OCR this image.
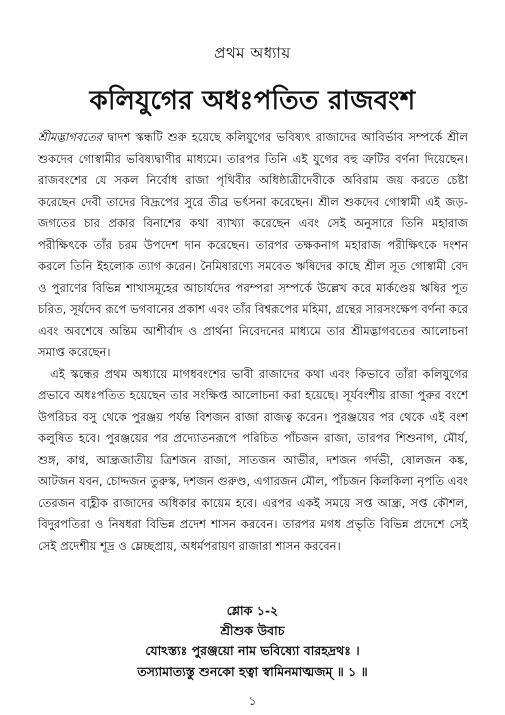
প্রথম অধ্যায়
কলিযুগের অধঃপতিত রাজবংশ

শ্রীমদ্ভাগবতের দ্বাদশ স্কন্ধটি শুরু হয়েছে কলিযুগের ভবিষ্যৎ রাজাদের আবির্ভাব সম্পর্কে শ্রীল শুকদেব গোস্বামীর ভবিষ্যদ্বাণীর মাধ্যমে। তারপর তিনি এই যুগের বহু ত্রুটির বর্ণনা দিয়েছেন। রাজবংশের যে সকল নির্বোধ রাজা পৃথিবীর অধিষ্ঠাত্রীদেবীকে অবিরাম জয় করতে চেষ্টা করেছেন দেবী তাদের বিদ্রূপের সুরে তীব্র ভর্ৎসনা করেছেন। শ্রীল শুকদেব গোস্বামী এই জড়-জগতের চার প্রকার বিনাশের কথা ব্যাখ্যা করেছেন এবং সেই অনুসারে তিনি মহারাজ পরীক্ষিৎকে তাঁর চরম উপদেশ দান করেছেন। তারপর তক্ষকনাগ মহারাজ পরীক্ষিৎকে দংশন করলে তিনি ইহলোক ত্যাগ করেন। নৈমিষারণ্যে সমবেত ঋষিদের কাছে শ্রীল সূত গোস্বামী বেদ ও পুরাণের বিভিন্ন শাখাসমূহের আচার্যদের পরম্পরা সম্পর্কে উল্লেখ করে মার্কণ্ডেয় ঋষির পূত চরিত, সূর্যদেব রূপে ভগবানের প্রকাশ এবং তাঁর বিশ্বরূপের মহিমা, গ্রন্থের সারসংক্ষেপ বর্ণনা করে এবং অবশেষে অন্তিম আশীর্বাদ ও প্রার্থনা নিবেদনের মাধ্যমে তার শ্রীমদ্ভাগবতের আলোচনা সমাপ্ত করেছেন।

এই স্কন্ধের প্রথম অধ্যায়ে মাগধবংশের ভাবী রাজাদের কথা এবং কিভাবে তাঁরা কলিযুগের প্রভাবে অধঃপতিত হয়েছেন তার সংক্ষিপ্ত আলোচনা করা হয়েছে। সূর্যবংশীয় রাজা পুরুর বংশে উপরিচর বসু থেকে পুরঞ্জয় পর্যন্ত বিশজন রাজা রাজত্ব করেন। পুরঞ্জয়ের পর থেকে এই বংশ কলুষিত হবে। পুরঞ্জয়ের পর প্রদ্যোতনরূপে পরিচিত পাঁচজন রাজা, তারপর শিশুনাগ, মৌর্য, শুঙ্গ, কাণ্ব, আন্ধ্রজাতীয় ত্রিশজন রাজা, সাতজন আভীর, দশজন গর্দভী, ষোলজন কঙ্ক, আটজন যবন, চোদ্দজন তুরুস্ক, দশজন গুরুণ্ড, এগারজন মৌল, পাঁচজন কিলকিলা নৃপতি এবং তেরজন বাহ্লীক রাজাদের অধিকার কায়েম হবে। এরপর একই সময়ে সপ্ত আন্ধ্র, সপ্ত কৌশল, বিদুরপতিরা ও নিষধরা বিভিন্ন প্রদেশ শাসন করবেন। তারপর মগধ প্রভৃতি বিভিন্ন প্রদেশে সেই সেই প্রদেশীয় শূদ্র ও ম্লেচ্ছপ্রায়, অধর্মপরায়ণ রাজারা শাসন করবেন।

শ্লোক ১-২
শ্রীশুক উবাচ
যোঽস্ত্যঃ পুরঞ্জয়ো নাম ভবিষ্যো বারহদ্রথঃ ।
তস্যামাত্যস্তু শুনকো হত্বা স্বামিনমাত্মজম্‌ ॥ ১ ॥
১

---

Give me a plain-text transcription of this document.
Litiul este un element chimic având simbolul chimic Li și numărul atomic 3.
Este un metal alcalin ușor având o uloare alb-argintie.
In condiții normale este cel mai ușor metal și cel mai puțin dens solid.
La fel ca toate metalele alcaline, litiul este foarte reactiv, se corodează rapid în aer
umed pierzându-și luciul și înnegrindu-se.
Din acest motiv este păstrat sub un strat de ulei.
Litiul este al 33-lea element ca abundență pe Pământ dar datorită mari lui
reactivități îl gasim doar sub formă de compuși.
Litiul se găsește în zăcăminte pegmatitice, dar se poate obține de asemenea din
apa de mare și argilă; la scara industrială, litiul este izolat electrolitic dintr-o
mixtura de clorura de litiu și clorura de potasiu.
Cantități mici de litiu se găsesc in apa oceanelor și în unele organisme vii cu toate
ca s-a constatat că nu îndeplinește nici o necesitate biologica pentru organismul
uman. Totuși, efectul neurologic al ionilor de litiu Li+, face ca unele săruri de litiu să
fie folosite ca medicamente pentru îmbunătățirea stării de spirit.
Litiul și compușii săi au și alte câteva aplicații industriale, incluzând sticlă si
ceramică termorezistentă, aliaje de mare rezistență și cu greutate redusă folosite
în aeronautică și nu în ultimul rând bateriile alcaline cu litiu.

■ TASK DESCRIPTION ■
Your answer should be a single number: how many lines of the material contain the word "toate".

■ OUTPUT FOR THIS EXERCISE ■
2